**Rows:**
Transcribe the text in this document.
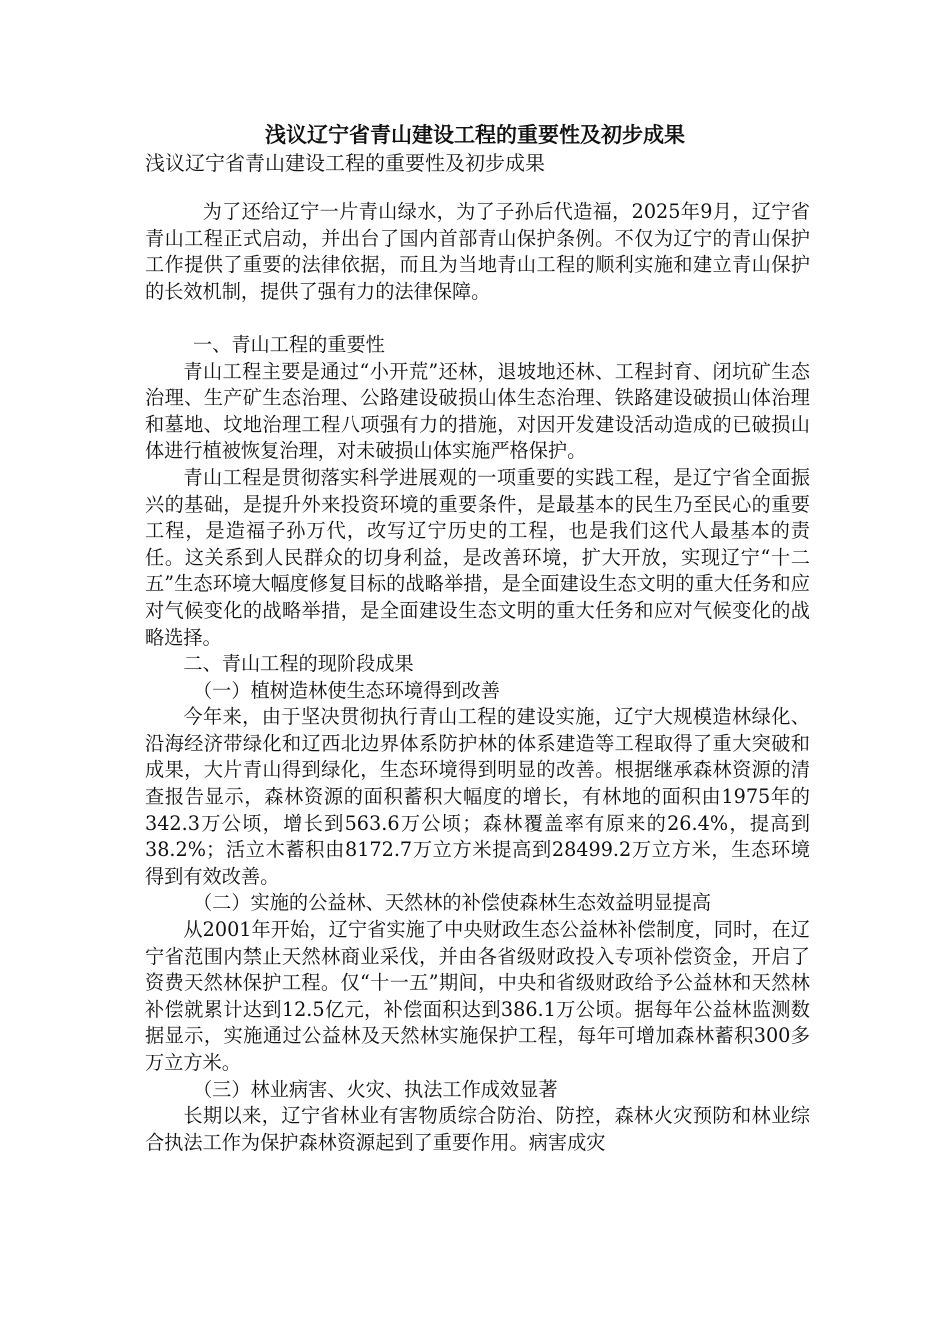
浅议辽宁省青山建设工程的重要性及初步成果
浅议辽宁省青山建设工程的重要性及初步成果

为了还给辽宁一片青山绿水，为了子孙后代造福，2025年9月，辽宁省青山工程正式启动，并出台了国内首部青山保护条例。不仅为辽宁的青山保护工作提供了重要的法律依据，而且为当地青山工程的顺利实施和建立青山保护的长效机制，提供了强有力的法律保障。

一、青山工程的重要性

青山工程主要是通过“小开荒”还林，退坡地还林、工程封育、闭坑矿生态治理、生产矿生态治理、公路建设破损山体生态治理、铁路建设破损山体治理和墓地、坟地治理工程八项强有力的措施，对因开发建设活动造成的已破损山体进行植被恢复治理，对未破损山体实施严格保护。

青山工程是贯彻落实科学进展观的一项重要的实践工程，是辽宁省全面振兴的基础，是提升外来投资环境的重要条件，是最基本的民生乃至民心的重要工程，是造福子孙万代，改写辽宁历史的工程，也是我们这代人最基本的责任。这关系到人民群众的切身利益，是改善环境，扩大开放，实现辽宁“十二五”生态环境大幅度修复目标的战略举措，是全面建设生态文明的重大任务和应对气候变化的战略举措，是全面建设生态文明的重大任务和应对气候变化的战略选择。

二、青山工程的现阶段成果

（一）植树造林使生态环境得到改善

今年来，由于坚决贯彻执行青山工程的建设实施，辽宁大规模造林绿化、沿海经济带绿化和辽西北边界体系防护林的体系建造等工程取得了重大突破和成果，大片青山得到绿化，生态环境得到明显的改善。根据继承森林资源的清查报告显示，森林资源的面积蓄积大幅度的增长，有林地的面积由1975年的342.3万公顷，增长到563.6万公顷；森林覆盖率有原来的26.4%，提高到38.2%；活立木蓄积由8172.7万立方米提高到28499.2万立方米，生态环境得到有效改善。

（二）实施的公益林、天然林的补偿使森林生态效益明显提高

从2001年开始，辽宁省实施了中央财政生态公益林补偿制度，同时，在辽宁省范围内禁止天然林商业采伐，并由各省级财政投入专项补偿资金，开启了资费天然林保护工程。仅“十一五”期间，中央和省级财政给予公益林和天然林补偿就累计达到12.5亿元，补偿面积达到386.1万公顷。据每年公益林监测数据显示，实施通过公益林及天然林实施保护工程，每年可增加森林蓄积300多万立方米。

（三）林业病害、火灾、执法工作成效显著

长期以来，辽宁省林业有害物质综合防治、防控，森林火灾预防和林业综合执法工作为保护森林资源起到了重要作用。病害成灾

**Goal of the exercise:** Reproduce the listing above exactly, excluding all pictures.

**Response to this task:**
Transcribe the text in this document.
浅议辽宁省青山建设工程的重要性及初步成果
浅议辽宁省青山建设工程的重要性及初步成果

为了还给辽宁一片青山绿水，为了子孙后代造福，2025年9月，辽宁省青山工程正式启动，并出台了国内首部青山保护条例。不仅为辽宁的青山保护工作提供了重要的法律依据，而且为当地青山工程的顺利实施和建立青山保护的长效机制，提供了强有力的法律保障。

一、青山工程的重要性

青山工程主要是通过“小开荒”还林，退坡地还林、工程封育、闭坑矿生态治理、生产矿生态治理、公路建设破损山体生态治理、铁路建设破损山体治理和墓地、坟地治理工程八项强有力的措施，对因开发建设活动造成的已破损山体进行植被恢复治理，对未破损山体实施严格保护。

青山工程是贯彻落实科学进展观的一项重要的实践工程，是辽宁省全面振兴的基础，是提升外来投资环境的重要条件，是最基本的民生乃至民心的重要工程，是造福子孙万代，改写辽宁历史的工程，也是我们这代人最基本的责任。这关系到人民群众的切身利益，是改善环境，扩大开放，实现辽宁“十二五”生态环境大幅度修复目标的战略举措，是全面建设生态文明的重大任务和应对气候变化的战略举措，是全面建设生态文明的重大任务和应对气候变化的战略选择。

二、青山工程的现阶段成果

（一）植树造林使生态环境得到改善

今年来，由于坚决贯彻执行青山工程的建设实施，辽宁大规模造林绿化、沿海经济带绿化和辽西北边界体系防护林的体系建造等工程取得了重大突破和成果，大片青山得到绿化，生态环境得到明显的改善。根据继承森林资源的清查报告显示，森林资源的面积蓄积大幅度的增长，有林地的面积由1975年的342.3万公顷，增长到563.6万公顷；森林覆盖率有原来的26.4%，提高到38.2%；活立木蓄积由8172.7万立方米提高到28499.2万立方米，生态环境得到有效改善。

（二）实施的公益林、天然林的补偿使森林生态效益明显提高

从2001年开始，辽宁省实施了中央财政生态公益林补偿制度，同时，在辽宁省范围内禁止天然林商业采伐，并由各省级财政投入专项补偿资金，开启了资费天然林保护工程。仅“十一五”期间，中央和省级财政给予公益林和天然林补偿就累计达到12.5亿元，补偿面积达到386.1万公顷。据每年公益林监测数据显示，实施通过公益林及天然林实施保护工程，每年可增加森林蓄积300多万立方米。

（三）林业病害、火灾、执法工作成效显著

长期以来，辽宁省林业有害物质综合防治、防控，森林火灾预防和林业综合执法工作为保护森林资源起到了重要作用。病害成灾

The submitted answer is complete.